- DATA EXCERPTS:
--- START ---

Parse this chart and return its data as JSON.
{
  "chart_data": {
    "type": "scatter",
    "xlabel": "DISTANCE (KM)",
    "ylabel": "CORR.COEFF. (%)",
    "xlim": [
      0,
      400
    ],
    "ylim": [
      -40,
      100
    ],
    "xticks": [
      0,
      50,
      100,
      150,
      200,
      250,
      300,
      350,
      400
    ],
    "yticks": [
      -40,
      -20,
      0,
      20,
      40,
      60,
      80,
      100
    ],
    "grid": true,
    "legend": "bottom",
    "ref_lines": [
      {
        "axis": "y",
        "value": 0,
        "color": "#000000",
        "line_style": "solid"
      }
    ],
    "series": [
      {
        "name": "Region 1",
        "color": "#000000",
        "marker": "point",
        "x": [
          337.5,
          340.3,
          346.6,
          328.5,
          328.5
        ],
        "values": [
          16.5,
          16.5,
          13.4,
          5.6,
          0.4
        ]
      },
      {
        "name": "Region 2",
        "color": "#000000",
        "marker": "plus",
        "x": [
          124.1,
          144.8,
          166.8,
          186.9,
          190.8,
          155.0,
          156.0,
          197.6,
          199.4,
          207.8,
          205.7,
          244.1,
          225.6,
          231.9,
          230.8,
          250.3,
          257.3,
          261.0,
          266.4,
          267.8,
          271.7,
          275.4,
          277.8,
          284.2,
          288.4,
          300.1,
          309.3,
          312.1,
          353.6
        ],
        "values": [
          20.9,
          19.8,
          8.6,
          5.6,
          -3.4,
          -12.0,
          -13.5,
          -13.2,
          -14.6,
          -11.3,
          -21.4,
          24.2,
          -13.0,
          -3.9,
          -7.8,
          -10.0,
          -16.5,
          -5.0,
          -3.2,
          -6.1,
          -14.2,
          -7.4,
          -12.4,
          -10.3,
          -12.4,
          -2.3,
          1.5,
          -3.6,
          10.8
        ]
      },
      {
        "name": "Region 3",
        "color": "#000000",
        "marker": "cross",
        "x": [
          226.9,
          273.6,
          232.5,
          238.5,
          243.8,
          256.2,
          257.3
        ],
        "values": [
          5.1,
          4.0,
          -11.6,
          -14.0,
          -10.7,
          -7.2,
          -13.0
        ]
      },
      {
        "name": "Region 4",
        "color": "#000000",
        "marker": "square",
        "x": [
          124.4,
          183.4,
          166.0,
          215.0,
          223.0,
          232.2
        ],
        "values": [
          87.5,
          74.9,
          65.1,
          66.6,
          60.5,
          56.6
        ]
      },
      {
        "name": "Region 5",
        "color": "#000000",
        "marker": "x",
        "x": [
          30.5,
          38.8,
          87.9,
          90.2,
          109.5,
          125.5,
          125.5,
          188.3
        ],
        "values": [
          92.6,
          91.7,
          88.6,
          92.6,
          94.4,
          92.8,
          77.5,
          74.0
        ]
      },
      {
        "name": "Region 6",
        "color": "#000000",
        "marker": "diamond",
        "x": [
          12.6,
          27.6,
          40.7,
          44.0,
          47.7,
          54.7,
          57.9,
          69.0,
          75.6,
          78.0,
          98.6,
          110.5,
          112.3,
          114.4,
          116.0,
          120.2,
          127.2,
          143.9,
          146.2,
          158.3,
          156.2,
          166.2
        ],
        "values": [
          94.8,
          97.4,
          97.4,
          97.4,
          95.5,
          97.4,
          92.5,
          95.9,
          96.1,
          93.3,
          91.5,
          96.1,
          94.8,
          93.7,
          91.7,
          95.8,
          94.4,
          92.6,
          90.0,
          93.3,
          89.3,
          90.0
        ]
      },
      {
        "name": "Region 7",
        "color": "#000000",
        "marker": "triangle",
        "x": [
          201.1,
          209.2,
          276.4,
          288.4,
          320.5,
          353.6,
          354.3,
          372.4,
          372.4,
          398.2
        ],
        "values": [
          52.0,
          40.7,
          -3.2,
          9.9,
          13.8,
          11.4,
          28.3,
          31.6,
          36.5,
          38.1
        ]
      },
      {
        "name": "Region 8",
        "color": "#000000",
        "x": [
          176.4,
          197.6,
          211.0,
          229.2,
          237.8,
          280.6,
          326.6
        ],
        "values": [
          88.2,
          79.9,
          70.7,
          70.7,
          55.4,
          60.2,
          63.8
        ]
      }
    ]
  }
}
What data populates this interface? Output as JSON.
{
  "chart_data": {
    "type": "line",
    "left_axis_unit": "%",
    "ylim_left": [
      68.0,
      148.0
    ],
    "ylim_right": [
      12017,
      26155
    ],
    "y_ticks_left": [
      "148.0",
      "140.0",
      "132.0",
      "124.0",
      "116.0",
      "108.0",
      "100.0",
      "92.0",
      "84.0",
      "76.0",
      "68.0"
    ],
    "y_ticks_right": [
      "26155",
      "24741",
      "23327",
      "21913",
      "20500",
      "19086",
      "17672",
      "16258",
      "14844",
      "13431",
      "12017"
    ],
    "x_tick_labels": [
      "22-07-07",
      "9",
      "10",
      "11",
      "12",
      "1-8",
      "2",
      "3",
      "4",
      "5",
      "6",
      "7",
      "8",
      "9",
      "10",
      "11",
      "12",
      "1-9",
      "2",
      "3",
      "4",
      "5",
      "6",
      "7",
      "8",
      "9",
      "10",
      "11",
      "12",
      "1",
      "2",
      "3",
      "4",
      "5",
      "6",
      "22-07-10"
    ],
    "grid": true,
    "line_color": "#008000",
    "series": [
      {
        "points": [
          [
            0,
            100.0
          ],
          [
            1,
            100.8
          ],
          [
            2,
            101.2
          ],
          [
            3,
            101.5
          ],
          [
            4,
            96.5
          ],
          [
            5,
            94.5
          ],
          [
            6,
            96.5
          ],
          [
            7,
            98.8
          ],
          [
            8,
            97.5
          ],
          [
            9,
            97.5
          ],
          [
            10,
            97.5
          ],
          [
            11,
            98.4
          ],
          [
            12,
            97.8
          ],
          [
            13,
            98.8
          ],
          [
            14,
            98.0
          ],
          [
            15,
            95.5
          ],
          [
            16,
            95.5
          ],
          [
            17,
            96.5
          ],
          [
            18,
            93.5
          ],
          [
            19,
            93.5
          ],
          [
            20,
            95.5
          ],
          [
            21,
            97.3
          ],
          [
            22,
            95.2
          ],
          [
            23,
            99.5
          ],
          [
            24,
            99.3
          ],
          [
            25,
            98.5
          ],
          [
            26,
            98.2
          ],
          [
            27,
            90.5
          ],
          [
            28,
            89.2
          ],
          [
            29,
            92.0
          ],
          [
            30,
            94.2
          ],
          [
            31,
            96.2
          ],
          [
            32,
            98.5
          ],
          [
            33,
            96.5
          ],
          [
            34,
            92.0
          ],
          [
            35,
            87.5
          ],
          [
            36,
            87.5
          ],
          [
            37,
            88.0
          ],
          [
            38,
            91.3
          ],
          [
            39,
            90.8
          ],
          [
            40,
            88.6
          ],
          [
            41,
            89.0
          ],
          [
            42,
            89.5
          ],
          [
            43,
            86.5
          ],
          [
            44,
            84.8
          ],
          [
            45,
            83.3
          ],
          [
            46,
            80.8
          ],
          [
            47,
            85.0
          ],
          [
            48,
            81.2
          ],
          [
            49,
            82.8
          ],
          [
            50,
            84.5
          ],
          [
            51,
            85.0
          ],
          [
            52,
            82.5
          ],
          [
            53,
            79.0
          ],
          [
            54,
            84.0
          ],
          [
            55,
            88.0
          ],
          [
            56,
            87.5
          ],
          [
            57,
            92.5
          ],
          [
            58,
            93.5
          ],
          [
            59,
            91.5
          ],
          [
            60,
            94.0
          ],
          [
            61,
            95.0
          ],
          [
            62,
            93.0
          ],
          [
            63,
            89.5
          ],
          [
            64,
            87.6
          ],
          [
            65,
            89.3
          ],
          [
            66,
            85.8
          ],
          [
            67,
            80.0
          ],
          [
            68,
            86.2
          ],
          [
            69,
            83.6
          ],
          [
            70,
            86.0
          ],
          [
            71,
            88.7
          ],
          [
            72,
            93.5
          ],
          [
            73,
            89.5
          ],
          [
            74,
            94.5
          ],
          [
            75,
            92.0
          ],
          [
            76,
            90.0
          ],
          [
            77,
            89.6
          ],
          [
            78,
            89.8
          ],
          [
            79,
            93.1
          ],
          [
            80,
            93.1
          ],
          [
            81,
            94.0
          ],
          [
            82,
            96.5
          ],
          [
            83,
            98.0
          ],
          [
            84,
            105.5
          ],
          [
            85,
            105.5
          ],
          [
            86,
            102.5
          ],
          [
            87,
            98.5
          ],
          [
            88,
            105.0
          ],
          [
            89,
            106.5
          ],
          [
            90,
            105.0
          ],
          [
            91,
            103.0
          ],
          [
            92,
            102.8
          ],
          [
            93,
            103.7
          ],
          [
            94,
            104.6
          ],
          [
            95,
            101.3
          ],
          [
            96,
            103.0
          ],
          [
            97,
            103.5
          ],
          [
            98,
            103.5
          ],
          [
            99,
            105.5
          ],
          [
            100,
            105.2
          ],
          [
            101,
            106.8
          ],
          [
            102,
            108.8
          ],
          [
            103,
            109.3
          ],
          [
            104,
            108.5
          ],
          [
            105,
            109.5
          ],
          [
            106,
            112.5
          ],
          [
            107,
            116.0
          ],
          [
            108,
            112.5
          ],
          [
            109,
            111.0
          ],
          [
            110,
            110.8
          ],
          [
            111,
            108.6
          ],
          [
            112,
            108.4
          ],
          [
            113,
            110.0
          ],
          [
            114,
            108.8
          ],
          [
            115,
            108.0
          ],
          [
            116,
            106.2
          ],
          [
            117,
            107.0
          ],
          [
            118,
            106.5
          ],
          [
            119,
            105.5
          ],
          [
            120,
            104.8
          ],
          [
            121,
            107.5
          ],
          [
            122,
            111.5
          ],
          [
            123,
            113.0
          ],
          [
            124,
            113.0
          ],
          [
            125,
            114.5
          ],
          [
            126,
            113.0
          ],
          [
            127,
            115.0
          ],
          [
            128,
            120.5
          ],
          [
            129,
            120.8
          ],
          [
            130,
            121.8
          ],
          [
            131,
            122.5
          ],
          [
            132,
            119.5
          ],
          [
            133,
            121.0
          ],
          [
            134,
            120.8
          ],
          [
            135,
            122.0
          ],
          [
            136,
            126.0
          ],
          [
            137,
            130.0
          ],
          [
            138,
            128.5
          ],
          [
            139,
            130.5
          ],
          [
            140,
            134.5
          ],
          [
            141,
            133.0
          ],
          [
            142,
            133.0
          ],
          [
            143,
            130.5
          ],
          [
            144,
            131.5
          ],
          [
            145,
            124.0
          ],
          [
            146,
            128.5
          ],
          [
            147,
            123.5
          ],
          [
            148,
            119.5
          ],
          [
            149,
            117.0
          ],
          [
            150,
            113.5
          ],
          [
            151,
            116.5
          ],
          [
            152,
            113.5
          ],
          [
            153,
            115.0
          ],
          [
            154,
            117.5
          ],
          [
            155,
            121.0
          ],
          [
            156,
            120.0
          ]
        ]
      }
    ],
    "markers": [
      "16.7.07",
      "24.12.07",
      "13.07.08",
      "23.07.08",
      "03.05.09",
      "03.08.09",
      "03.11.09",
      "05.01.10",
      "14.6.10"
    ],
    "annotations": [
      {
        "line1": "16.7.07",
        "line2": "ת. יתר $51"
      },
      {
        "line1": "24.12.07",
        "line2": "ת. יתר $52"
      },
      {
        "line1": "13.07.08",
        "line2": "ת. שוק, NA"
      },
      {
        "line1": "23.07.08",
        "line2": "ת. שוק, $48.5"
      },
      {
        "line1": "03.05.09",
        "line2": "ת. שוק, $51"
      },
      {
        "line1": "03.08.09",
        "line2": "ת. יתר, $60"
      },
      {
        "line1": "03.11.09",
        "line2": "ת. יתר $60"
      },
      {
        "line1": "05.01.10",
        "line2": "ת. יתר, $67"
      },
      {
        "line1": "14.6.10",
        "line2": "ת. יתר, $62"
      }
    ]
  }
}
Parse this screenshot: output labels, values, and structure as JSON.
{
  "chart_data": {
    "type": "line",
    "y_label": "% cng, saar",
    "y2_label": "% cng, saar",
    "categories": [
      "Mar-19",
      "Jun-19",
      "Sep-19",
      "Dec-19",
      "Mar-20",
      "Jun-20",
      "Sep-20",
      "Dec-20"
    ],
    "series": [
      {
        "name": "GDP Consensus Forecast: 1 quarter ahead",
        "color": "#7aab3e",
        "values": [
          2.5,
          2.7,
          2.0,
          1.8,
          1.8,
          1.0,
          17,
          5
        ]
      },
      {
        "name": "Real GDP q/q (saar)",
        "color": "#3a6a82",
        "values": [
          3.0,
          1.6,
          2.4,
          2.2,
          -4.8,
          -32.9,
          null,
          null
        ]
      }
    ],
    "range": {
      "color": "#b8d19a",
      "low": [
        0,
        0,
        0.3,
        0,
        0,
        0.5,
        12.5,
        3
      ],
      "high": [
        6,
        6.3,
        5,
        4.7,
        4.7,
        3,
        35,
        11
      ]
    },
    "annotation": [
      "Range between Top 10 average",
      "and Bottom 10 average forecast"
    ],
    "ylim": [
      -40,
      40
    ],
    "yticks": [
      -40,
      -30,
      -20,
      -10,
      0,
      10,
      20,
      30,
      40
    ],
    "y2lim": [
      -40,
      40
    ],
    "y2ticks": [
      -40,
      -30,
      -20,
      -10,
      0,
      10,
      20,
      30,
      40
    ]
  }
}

--- END ---

- STATED PROBLEM:
State the number of lines that contain the string "name", with no other words.

- TASK RESULT:
10